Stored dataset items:
_ _ _

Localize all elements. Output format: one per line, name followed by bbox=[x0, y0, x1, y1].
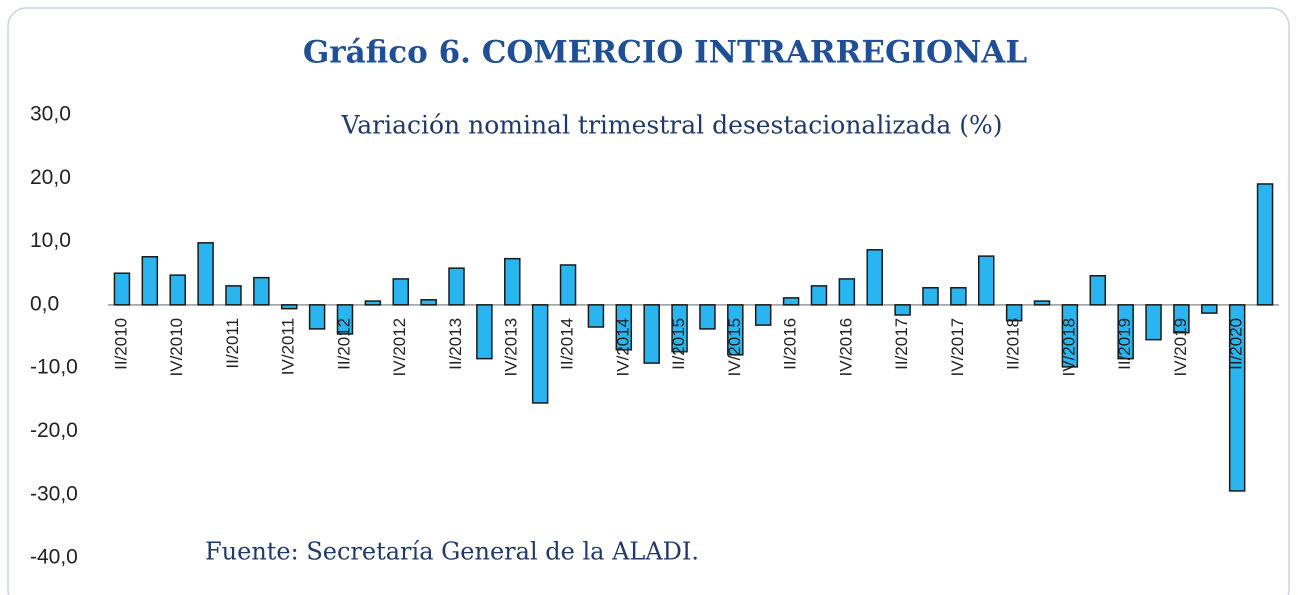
y-tick-label: -30,0 bbox=[30, 482, 78, 505]
x-tick-label: II/2010 bbox=[111, 318, 130, 370]
bar bbox=[308, 304, 326, 330]
bar bbox=[1089, 274, 1107, 306]
bar bbox=[1033, 300, 1051, 306]
y-tick-label: 0,0 bbox=[30, 292, 59, 315]
x-tick-label: IV/2011 bbox=[279, 318, 298, 375]
bar bbox=[978, 255, 995, 306]
chart-subtitle: Variación nominal trimestral desestacion… bbox=[340, 111, 1002, 140]
bar bbox=[1228, 304, 1246, 492]
x-tick-label: II/2020 bbox=[1227, 318, 1246, 370]
bar bbox=[559, 264, 577, 306]
x-tick-label: IV/2016 bbox=[836, 318, 855, 377]
bar bbox=[866, 249, 883, 306]
y-tick-label: 20,0 bbox=[30, 166, 71, 189]
x-tick-label: IV/2015 bbox=[725, 318, 744, 377]
x-tick-label: II/2013 bbox=[446, 318, 465, 370]
bar bbox=[1173, 304, 1190, 334]
bar bbox=[587, 304, 605, 328]
bar bbox=[810, 285, 828, 306]
x-tick-label: IV/2019 bbox=[1171, 318, 1190, 377]
x-tick-label: IV/2010 bbox=[167, 318, 186, 377]
bar bbox=[950, 287, 967, 306]
bar bbox=[1117, 304, 1134, 360]
y-tick-label: -20,0 bbox=[30, 419, 78, 442]
x-tick-label: II/2017 bbox=[892, 318, 911, 370]
bar bbox=[838, 278, 856, 306]
source-note: Fuente: Secretaría General de la ALADI. bbox=[205, 538, 699, 566]
x-tick-label: II/2016 bbox=[781, 318, 800, 370]
bar bbox=[754, 304, 772, 326]
bar bbox=[671, 304, 688, 353]
bar bbox=[169, 274, 186, 306]
bar bbox=[531, 304, 549, 404]
bar bbox=[197, 242, 214, 306]
bar bbox=[615, 304, 633, 351]
bar bbox=[727, 304, 744, 356]
x-tick-label: II/2014 bbox=[558, 318, 577, 370]
x-tick-label: IV/2013 bbox=[502, 318, 521, 377]
bar bbox=[392, 278, 409, 306]
bar bbox=[336, 304, 354, 335]
chart-frame bbox=[7, 7, 1290, 595]
x-tick-label: IV/2017 bbox=[948, 318, 967, 377]
y-tick-label: -10,0 bbox=[30, 356, 78, 379]
x-tick-label: II/2018 bbox=[1004, 318, 1023, 370]
x-tick-label: II/2011 bbox=[223, 318, 242, 369]
bar bbox=[1201, 304, 1218, 314]
bar bbox=[280, 304, 298, 310]
y-tick-label: 30,0 bbox=[30, 103, 71, 126]
bar bbox=[1005, 304, 1023, 322]
bar bbox=[894, 304, 911, 316]
bar bbox=[141, 256, 159, 306]
bar bbox=[643, 304, 660, 364]
bar bbox=[420, 299, 437, 306]
y-tick-label: -40,0 bbox=[30, 546, 78, 569]
bar bbox=[476, 304, 493, 360]
bar bbox=[504, 257, 521, 306]
x-tick-label: IV/2018 bbox=[1059, 318, 1078, 377]
bar bbox=[1061, 304, 1079, 368]
x-tick-label: IV/2012 bbox=[390, 318, 409, 377]
x-tick-label: II/2015 bbox=[669, 318, 688, 370]
bar bbox=[253, 276, 270, 306]
bar bbox=[782, 297, 800, 306]
bar bbox=[448, 267, 465, 306]
bar bbox=[1145, 304, 1162, 341]
bar bbox=[225, 285, 242, 306]
bar bbox=[699, 304, 716, 330]
x-tick-label: II/2019 bbox=[1115, 318, 1134, 370]
bar bbox=[113, 272, 131, 306]
x-tick-label: II/2012 bbox=[334, 318, 353, 370]
bar bbox=[364, 300, 382, 306]
bar bbox=[1256, 183, 1274, 306]
x-tick-label: IV/2014 bbox=[613, 318, 632, 377]
chart-title: Gráfico 6. COMERCIO INTRARREGIONAL bbox=[303, 35, 1028, 71]
y-tick-label: 10,0 bbox=[30, 229, 71, 252]
bar bbox=[922, 287, 939, 306]
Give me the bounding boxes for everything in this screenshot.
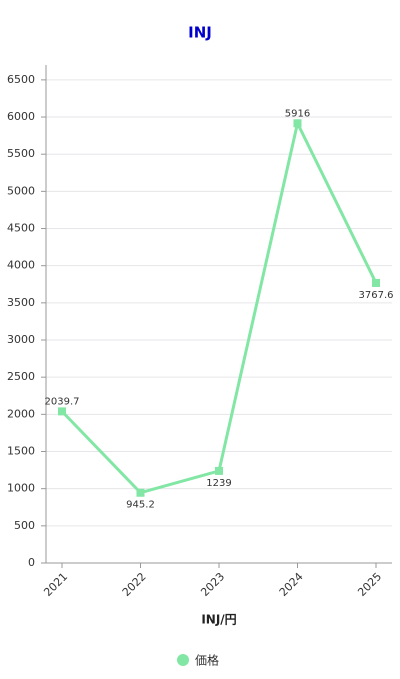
x-tick-label: 2024	[277, 570, 306, 599]
chart-title: INJ	[188, 24, 212, 42]
y-tick-label: 5500	[7, 147, 35, 160]
x-tick-label: 2022	[120, 570, 149, 599]
y-tick-label: 1500	[7, 445, 35, 458]
data-label: 2039.7	[45, 396, 80, 407]
legend-label: 価格	[195, 653, 219, 668]
point	[215, 466, 223, 475]
y-tick-label: 4000	[7, 259, 35, 272]
x-tick-label: 2025	[355, 570, 384, 599]
y-tick-label: 3000	[7, 333, 35, 346]
y-tick-label: 6500	[7, 73, 35, 86]
y-tick-label: 2000	[7, 407, 35, 420]
point	[372, 278, 380, 287]
legend-marker	[177, 654, 189, 666]
x-tick-label: 2021	[41, 570, 70, 599]
x-axis-label: INJ/円	[201, 613, 236, 627]
data-label: 945.2	[126, 500, 155, 511]
y-tick-label: 4500	[7, 222, 35, 235]
point	[58, 407, 66, 416]
y-tick-label: 0	[28, 556, 35, 569]
y-tick-label: 6000	[7, 110, 35, 123]
y-tick-label: 5000	[7, 184, 35, 197]
x-tick-label: 2023	[198, 570, 227, 599]
point	[136, 488, 145, 497]
y-tick-label: 500	[14, 519, 35, 532]
y-tick-label: 3500	[7, 296, 35, 309]
data-label: 1239	[206, 478, 231, 489]
data-label: 5916	[285, 108, 310, 119]
y-tick-label: 1000	[7, 482, 35, 495]
point	[293, 119, 302, 128]
y-tick-label: 2500	[7, 370, 35, 383]
line	[60, 118, 378, 495]
data-label: 3767.6	[359, 290, 394, 301]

_ _ _

Gather every line in the stored dataset items that contains the string "chart". Uppercase and lowercase count as different.

chart-subtitle: Variación nominal trimestral desestacion… bbox=[340, 111, 1002, 140]
chart-frame bbox=[7, 7, 1290, 595]
chart-title: Gráfico 6. COMERCIO INTRARREGIONAL bbox=[303, 35, 1028, 71]
chart-title: INJ	[188, 24, 212, 42]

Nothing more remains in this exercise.